**TASK DIRECTIONS:** All lines from the line containing "Read this page and output its text content." up to and including the last line of the listing below should be echoed exactly; no other lines belong in the response.
— Start —
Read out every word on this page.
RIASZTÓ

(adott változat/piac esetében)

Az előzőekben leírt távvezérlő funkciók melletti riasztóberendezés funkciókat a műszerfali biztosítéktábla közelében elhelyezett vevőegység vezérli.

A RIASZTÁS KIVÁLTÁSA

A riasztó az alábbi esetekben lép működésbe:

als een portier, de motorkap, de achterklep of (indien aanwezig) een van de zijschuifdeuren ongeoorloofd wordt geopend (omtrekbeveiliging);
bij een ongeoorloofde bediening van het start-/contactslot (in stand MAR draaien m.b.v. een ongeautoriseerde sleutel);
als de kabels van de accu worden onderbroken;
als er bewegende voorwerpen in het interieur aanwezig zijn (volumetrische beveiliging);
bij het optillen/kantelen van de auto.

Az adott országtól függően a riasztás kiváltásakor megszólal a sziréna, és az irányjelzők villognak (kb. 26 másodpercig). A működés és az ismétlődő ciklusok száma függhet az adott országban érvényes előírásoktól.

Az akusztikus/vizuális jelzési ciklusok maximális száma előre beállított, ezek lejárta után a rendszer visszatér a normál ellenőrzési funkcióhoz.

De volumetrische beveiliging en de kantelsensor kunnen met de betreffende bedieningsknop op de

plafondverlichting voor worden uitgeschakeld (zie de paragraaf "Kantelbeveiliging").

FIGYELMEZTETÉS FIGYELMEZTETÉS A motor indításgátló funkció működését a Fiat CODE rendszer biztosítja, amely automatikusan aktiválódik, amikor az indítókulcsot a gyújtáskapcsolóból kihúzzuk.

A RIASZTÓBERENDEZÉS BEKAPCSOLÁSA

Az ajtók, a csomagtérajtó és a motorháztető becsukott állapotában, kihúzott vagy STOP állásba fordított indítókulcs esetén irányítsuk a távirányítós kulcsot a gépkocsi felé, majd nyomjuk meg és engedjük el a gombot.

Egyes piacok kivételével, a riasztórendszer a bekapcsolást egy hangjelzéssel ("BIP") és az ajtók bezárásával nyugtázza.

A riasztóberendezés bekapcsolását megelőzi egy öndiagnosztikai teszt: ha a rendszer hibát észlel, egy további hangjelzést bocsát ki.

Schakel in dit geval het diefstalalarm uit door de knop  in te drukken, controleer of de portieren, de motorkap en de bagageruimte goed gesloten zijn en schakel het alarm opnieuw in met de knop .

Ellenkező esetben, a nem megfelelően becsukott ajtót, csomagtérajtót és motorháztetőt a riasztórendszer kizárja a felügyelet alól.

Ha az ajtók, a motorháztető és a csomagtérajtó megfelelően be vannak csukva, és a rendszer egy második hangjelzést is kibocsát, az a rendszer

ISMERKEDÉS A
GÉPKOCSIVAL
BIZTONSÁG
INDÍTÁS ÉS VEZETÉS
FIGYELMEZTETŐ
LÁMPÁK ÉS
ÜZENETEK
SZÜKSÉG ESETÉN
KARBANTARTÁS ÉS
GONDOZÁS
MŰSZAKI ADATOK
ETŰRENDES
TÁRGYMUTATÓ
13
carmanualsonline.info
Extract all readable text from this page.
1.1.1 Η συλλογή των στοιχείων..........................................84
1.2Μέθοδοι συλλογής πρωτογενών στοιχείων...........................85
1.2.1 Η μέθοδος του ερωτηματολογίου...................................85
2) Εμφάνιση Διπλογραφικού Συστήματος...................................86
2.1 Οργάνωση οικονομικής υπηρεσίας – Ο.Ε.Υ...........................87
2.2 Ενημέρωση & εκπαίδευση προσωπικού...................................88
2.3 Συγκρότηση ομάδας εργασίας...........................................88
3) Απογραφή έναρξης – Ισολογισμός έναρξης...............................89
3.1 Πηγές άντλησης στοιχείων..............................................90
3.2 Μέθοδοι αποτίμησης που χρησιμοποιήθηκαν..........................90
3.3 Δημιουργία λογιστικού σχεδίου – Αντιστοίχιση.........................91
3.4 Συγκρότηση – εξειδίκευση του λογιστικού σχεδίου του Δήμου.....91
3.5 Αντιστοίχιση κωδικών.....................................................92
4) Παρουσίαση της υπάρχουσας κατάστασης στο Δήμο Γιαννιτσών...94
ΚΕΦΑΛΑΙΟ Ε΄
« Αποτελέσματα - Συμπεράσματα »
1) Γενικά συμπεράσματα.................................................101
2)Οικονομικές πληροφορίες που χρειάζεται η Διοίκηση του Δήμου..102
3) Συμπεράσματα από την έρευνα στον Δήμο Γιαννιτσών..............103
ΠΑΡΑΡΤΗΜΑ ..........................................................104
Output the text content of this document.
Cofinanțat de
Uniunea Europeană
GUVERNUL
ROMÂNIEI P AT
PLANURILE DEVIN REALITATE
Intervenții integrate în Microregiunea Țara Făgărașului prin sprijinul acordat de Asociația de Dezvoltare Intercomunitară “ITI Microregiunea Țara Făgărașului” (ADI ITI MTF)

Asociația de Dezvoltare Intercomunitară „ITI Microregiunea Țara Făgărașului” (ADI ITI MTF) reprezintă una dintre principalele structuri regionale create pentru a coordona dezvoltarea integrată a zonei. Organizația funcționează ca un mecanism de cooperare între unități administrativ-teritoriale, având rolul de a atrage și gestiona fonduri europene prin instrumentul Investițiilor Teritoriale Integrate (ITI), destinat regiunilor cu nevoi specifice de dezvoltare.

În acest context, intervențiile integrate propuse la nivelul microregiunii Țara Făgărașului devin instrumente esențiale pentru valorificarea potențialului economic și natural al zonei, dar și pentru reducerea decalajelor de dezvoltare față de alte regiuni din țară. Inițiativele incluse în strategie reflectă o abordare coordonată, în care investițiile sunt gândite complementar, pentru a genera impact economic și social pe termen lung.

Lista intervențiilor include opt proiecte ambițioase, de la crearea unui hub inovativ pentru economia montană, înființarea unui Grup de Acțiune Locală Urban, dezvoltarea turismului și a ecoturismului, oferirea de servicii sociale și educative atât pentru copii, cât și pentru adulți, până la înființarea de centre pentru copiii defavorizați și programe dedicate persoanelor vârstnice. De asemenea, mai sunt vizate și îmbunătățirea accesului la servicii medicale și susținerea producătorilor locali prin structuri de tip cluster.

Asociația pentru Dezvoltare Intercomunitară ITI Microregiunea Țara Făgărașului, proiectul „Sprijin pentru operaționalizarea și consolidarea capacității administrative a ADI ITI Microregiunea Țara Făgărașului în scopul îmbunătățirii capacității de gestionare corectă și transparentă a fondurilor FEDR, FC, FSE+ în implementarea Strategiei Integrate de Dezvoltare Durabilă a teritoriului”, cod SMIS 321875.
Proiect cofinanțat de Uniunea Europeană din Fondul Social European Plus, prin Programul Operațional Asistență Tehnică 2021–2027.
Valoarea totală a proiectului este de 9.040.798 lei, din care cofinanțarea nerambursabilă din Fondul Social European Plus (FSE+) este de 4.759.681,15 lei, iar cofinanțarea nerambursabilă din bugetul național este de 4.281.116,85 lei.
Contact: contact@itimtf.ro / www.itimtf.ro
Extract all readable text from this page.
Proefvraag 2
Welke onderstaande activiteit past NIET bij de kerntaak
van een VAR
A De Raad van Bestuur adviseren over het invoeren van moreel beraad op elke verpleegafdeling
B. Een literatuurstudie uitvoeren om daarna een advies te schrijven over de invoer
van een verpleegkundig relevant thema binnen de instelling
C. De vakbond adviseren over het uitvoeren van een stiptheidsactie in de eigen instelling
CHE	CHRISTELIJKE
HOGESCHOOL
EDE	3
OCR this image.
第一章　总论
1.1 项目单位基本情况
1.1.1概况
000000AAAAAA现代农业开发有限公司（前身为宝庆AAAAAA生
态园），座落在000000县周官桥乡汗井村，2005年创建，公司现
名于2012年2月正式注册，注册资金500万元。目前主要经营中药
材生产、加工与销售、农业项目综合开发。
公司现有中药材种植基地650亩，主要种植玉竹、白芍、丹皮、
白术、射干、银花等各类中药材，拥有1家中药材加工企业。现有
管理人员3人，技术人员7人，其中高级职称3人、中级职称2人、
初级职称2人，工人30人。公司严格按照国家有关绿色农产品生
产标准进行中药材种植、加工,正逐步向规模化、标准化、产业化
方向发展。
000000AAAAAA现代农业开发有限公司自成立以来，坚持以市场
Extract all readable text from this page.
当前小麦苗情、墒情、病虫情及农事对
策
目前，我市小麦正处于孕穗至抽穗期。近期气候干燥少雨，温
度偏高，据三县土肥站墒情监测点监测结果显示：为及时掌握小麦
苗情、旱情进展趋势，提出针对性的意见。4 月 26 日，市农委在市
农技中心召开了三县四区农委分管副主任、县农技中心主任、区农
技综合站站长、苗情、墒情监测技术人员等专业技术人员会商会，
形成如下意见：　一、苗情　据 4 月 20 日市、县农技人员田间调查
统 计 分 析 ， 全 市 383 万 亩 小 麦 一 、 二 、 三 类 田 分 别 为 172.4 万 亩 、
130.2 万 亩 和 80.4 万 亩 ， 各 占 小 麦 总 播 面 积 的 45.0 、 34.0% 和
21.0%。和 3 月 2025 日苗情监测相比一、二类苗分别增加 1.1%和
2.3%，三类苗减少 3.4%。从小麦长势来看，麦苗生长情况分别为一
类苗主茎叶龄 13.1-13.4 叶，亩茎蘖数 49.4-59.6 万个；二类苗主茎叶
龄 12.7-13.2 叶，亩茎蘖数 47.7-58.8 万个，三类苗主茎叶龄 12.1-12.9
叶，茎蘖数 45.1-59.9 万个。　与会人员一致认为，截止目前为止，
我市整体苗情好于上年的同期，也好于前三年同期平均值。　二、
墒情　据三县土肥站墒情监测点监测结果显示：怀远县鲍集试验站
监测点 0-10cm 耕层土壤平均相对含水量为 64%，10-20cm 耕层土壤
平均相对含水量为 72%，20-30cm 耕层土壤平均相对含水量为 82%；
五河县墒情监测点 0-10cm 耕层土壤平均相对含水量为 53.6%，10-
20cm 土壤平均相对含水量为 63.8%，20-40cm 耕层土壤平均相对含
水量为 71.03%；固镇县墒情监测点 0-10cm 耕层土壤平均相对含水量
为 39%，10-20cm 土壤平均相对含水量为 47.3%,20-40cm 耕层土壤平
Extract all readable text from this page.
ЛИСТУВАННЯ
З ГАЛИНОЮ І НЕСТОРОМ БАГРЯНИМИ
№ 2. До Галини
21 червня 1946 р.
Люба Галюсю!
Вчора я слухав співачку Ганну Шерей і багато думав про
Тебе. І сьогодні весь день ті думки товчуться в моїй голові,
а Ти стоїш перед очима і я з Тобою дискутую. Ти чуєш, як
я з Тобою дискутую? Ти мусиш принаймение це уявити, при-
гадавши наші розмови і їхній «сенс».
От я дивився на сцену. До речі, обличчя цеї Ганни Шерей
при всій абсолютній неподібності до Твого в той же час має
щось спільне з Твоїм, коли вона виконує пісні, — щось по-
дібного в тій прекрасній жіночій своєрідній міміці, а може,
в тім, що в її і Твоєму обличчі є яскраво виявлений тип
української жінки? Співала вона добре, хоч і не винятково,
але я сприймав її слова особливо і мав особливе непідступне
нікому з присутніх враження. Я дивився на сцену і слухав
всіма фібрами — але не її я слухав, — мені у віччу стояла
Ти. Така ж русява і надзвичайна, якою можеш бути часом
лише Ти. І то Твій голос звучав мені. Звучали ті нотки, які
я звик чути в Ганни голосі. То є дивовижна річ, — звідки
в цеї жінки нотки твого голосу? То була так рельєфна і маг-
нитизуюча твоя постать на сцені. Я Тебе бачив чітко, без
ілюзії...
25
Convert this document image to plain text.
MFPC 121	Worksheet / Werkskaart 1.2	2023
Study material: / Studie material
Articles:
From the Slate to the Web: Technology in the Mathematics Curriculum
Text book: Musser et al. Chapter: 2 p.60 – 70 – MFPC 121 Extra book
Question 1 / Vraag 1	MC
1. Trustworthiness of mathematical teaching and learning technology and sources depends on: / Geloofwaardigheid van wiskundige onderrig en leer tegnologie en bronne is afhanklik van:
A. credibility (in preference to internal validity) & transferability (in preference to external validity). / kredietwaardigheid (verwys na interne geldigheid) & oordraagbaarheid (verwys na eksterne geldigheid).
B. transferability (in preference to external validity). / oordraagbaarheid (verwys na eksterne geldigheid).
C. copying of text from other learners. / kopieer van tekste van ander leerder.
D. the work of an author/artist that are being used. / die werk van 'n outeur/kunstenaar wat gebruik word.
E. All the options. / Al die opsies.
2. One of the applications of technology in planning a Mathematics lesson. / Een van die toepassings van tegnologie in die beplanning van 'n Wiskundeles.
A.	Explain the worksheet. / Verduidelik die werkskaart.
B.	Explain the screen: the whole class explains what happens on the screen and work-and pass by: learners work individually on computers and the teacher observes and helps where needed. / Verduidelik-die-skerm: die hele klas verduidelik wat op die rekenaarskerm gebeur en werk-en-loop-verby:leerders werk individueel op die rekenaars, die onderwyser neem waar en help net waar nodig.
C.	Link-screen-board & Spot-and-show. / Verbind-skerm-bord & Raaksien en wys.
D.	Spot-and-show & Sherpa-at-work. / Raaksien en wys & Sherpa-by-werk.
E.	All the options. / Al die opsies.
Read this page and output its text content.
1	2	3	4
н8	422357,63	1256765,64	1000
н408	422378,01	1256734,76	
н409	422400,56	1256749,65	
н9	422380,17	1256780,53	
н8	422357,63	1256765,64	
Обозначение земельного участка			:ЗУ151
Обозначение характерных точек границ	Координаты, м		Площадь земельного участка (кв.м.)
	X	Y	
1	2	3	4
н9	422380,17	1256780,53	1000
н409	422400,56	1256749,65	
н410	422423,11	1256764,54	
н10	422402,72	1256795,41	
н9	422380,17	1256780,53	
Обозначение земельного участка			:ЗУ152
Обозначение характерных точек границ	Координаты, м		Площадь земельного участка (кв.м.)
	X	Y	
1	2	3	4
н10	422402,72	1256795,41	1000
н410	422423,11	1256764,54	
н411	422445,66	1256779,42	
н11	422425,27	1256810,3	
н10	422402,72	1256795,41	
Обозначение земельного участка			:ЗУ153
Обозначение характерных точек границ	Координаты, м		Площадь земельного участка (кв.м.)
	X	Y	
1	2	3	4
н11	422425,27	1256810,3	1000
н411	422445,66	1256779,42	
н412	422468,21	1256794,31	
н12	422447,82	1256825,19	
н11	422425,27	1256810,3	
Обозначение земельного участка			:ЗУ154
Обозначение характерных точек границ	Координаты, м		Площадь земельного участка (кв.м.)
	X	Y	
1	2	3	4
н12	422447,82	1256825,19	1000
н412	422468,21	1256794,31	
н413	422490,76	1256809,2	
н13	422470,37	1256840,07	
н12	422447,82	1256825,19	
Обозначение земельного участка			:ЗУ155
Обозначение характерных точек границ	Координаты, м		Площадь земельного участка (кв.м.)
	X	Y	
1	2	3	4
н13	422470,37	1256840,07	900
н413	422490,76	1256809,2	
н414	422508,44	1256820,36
— End —
**ANSWER TO THIS EXERCISE:**
Read this page and output its text content.
1	2	3	4
н8	422357,63	1256765,64	1000
н408	422378,01	1256734,76	
н409	422400,56	1256749,65	
н9	422380,17	1256780,53	
н8	422357,63	1256765,64	
Обозначение земельного участка			:ЗУ151
Обозначение характерных точек границ	Координаты, м		Площадь земельного участка (кв.м.)
	X	Y	
1	2	3	4
н9	422380,17	1256780,53	1000
н409	422400,56	1256749,65	
н410	422423,11	1256764,54	
н10	422402,72	1256795,41	
н9	422380,17	1256780,53	
Обозначение земельного участка			:ЗУ152
Обозначение характерных точек границ	Координаты, м		Площадь земельного участка (кв.м.)
	X	Y	
1	2	3	4
н10	422402,72	1256795,41	1000
н410	422423,11	1256764,54	
н411	422445,66	1256779,42	
н11	422425,27	1256810,3	
н10	422402,72	1256795,41	
Обозначение земельного участка			:ЗУ153
Обозначение характерных точек границ	Координаты, м		Площадь земельного участка (кв.м.)
	X	Y	
1	2	3	4
н11	422425,27	1256810,3	1000
н411	422445,66	1256779,42	
н412	422468,21	1256794,31	
н12	422447,82	1256825,19	
н11	422425,27	1256810,3	
Обозначение земельного участка			:ЗУ154
Обозначение характерных точек границ	Координаты, м		Площадь земельного участка (кв.м.)
	X	Y	
1	2	3	4
н12	422447,82	1256825,19	1000
н412	422468,21	1256794,31	
н413	422490,76	1256809,2	
н13	422470,37	1256840,07	
н12	422447,82	1256825,19	
Обозначение земельного участка			:ЗУ155
Обозначение характерных точек границ	Координаты, м		Площадь земельного участка (кв.м.)
	X	Y	
1	2	3	4
н13	422470,37	1256840,07	900
н413	422490,76	1256809,2	
н414	422508,44	1256820,36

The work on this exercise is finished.